Dataset items:
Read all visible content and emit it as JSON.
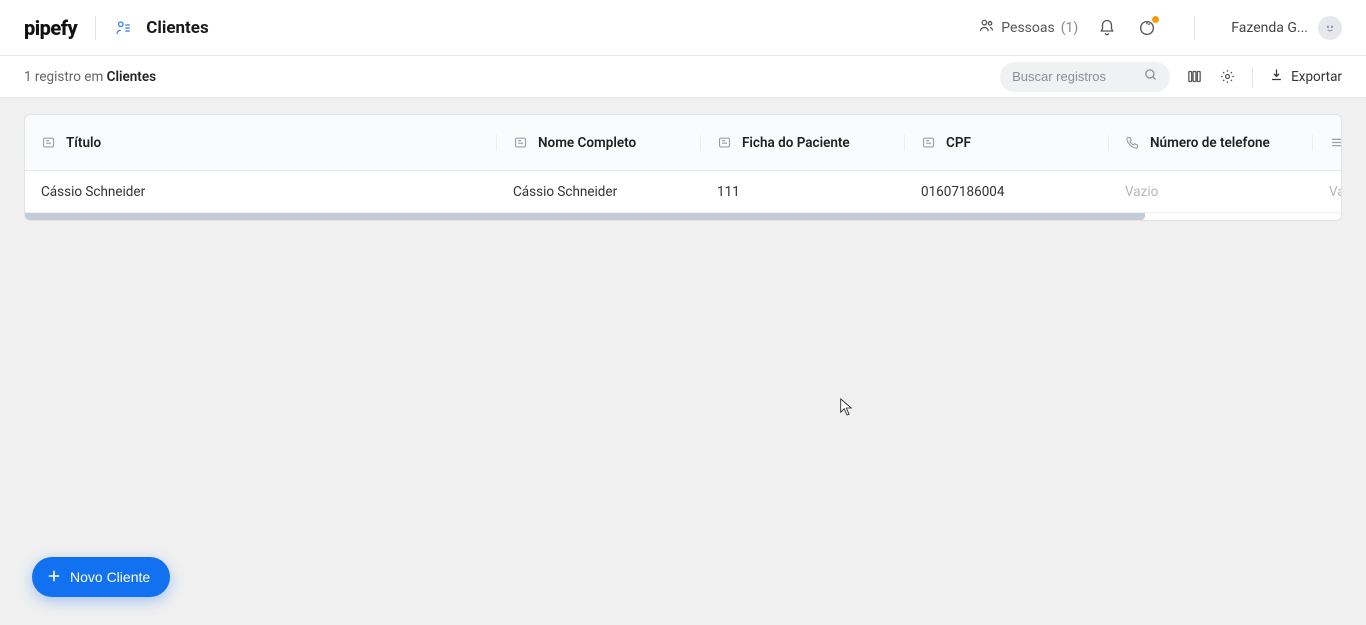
{
  "header": {
    "logo_text": "pipefy",
    "page_title": "Clientes",
    "people_label": "Pessoas",
    "people_count": "(1)",
    "org_name": "Fazenda G..."
  },
  "toolbar": {
    "count_prefix": "1 registro em ",
    "count_entity": "Clientes",
    "search_placeholder": "Buscar registros",
    "export_label": "Exportar"
  },
  "table": {
    "columns": [
      {
        "label": "Título",
        "icon": "text"
      },
      {
        "label": "Nome Completo",
        "icon": "text"
      },
      {
        "label": "Ficha do Paciente",
        "icon": "text"
      },
      {
        "label": "CPF",
        "icon": "text"
      },
      {
        "label": "Número de telefone",
        "icon": "phone"
      }
    ],
    "rows": [
      {
        "titulo": "Cássio Schneider",
        "nome": "Cássio Schneider",
        "ficha": "111",
        "cpf": "01607186004",
        "telefone": "Vazio",
        "extra": "Vaz"
      }
    ]
  },
  "fab": {
    "label": "Novo Cliente"
  }
}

THE EXERCISE. Reproduce every record word for word. The copy must contain no pictures.

SOLUTION TO THE EXERCISE.
Read all visible content and emit it as JSON.
{
  "header": {
    "logo_text": "pipefy",
    "page_title": "Clientes",
    "people_label": "Pessoas",
    "people_count": "(1)",
    "org_name": "Fazenda G..."
  },
  "toolbar": {
    "count_prefix": "1 registro em ",
    "count_entity": "Clientes",
    "search_placeholder": "Buscar registros",
    "export_label": "Exportar"
  },
  "table": {
    "columns": [
      {
        "label": "Título",
        "icon": "text"
      },
      {
        "label": "Nome Completo",
        "icon": "text"
      },
      {
        "label": "Ficha do Paciente",
        "icon": "text"
      },
      {
        "label": "CPF",
        "icon": "text"
      },
      {
        "label": "Número de telefone",
        "icon": "phone"
      }
    ],
    "rows": [
      {
        "titulo": "Cássio Schneider",
        "nome": "Cássio Schneider",
        "ficha": "111",
        "cpf": "01607186004",
        "telefone": "Vazio",
        "extra": "Vaz"
      }
    ]
  },
  "fab": {
    "label": "Novo Cliente"
  }
}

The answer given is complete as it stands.